Problem:
Every line below should be copied exactly; drop the pictures.

[Records]
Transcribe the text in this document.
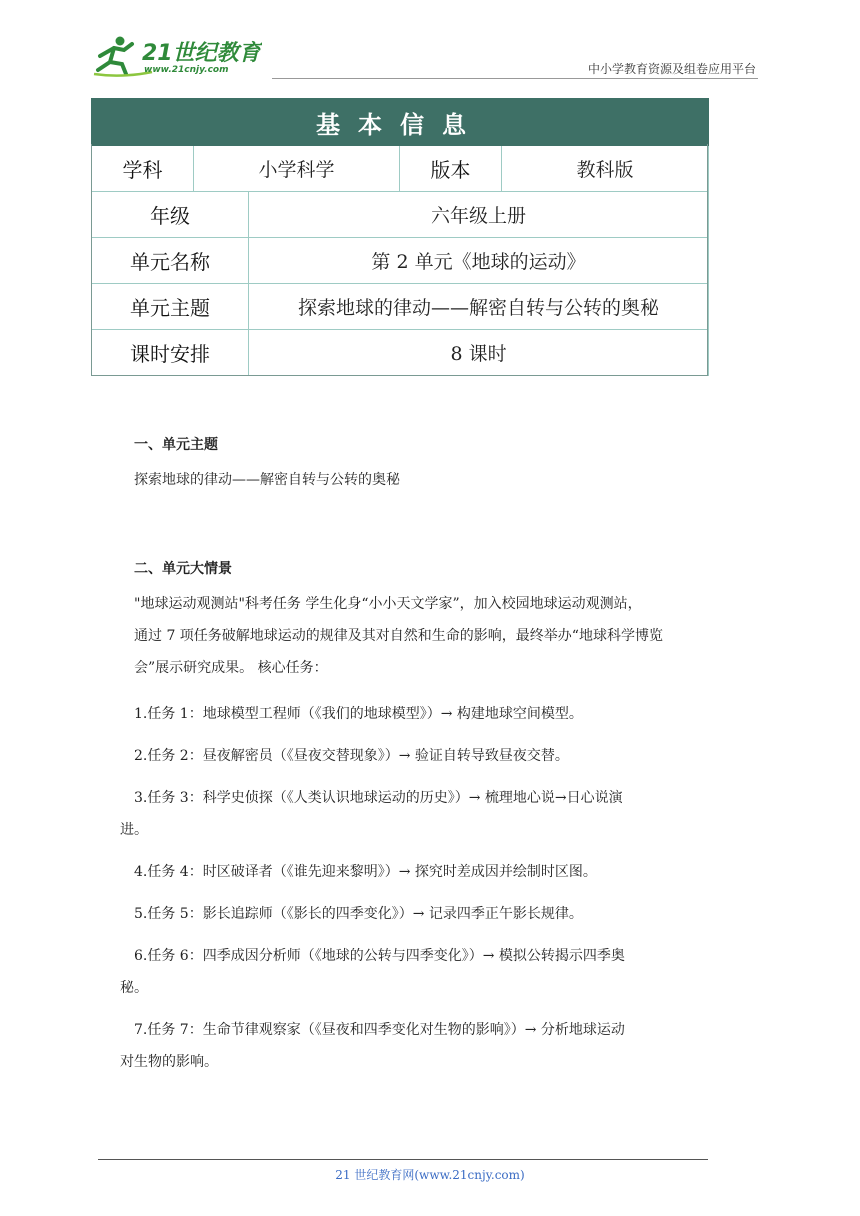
21世纪教育
www.21cnjy.com	中小学教育资源及组卷应用平台
基本信息				
学科	小学科学		版本	教科版
年级		六年级上册		
单元名称		第 2 单元《地球的运动》		
单元主题		探索地球的律动——解密自转与公转的奥秘		
课时安排		8 课时		

一、单元主题

探索地球的律动——解密自转与公转的奥秘

二、单元大情景

"地球运动观测站"科考任务 学生化身“小小天文学家”，加入校园地球运动观测站，

通过 7 项任务破解地球运动的规律及其对自然和生命的影响，最终举办“地球科学博览

会”展示研究成果。 核心任务：

1.任务 1：地球模型工程师（《我们的地球模型》）→ 构建地球空间模型。

2.任务 2：昼夜解密员（《昼夜交替现象》）→ 验证自转导致昼夜交替。

3.任务 3：科学史侦探（《人类认识地球运动的历史》）→ 梳理地心说→日心说演

进。

4.任务 4：时区破译者（《谁先迎来黎明》）→ 探究时差成因并绘制时区图。

5.任务 5：影长追踪师（《影长的四季变化》）→ 记录四季正午影长规律。

6.任务 6：四季成因分析师（《地球的公转与四季变化》）→ 模拟公转揭示四季奥

秘。

7.任务 7：生命节律观察家（《昼夜和四季变化对生物的影响》）→ 分析地球运动

对生物的影响。

21 世纪教育网(www.21cnjy.com)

Output of the task:
Transcribe the text in this document.
21世纪教育
www.21cnjy.com	中小学教育资源及组卷应用平台
基本信息				
学科	小学科学		版本	教科版
年级		六年级上册		
单元名称		第 2 单元《地球的运动》		
单元主题		探索地球的律动——解密自转与公转的奥秘		
课时安排		8 课时		

一、单元主题

探索地球的律动——解密自转与公转的奥秘

二、单元大情景

"地球运动观测站"科考任务 学生化身“小小天文学家”，加入校园地球运动观测站，

通过 7 项任务破解地球运动的规律及其对自然和生命的影响，最终举办“地球科学博览

会”展示研究成果。 核心任务：

1.任务 1：地球模型工程师（《我们的地球模型》）→ 构建地球空间模型。

2.任务 2：昼夜解密员（《昼夜交替现象》）→ 验证自转导致昼夜交替。

3.任务 3：科学史侦探（《人类认识地球运动的历史》）→ 梳理地心说→日心说演

进。

4.任务 4：时区破译者（《谁先迎来黎明》）→ 探究时差成因并绘制时区图。

5.任务 5：影长追踪师（《影长的四季变化》）→ 记录四季正午影长规律。

6.任务 6：四季成因分析师（《地球的公转与四季变化》）→ 模拟公转揭示四季奥

秘。

7.任务 7：生命节律观察家（《昼夜和四季变化对生物的影响》）→ 分析地球运动

对生物的影响。

21 世纪教育网(www.21cnjy.com)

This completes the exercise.